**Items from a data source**

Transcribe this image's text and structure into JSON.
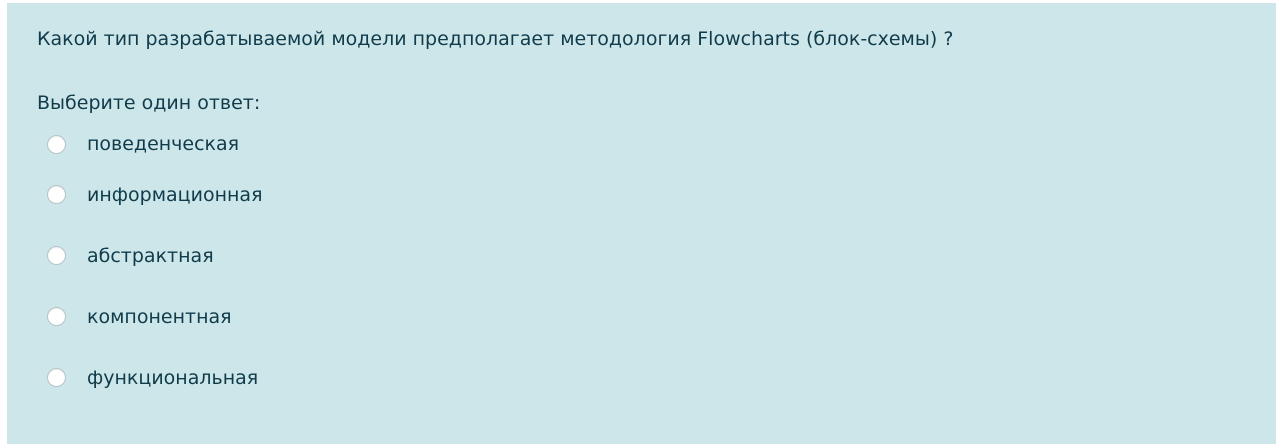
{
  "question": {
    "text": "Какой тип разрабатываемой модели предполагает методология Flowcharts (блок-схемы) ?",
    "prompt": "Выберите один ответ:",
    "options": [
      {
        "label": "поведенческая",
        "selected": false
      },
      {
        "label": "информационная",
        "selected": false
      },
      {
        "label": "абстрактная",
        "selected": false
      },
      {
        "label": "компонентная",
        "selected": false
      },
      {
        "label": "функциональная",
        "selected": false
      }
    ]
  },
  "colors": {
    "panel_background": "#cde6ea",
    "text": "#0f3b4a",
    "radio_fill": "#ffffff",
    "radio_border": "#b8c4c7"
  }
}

**REQUEST**
Without including any picture, repeat the data exactly.

**TASK SOLUTION**
Transcribe this image's text and structure into JSON.
{
  "question": {
    "text": "Какой тип разрабатываемой модели предполагает методология Flowcharts (блок-схемы) ?",
    "prompt": "Выберите один ответ:",
    "options": [
      {
        "label": "поведенческая",
        "selected": false
      },
      {
        "label": "информационная",
        "selected": false
      },
      {
        "label": "абстрактная",
        "selected": false
      },
      {
        "label": "компонентная",
        "selected": false
      },
      {
        "label": "функциональная",
        "selected": false
      }
    ]
  },
  "colors": {
    "panel_background": "#cde6ea",
    "text": "#0f3b4a",
    "radio_fill": "#ffffff",
    "radio_border": "#b8c4c7"
  }
}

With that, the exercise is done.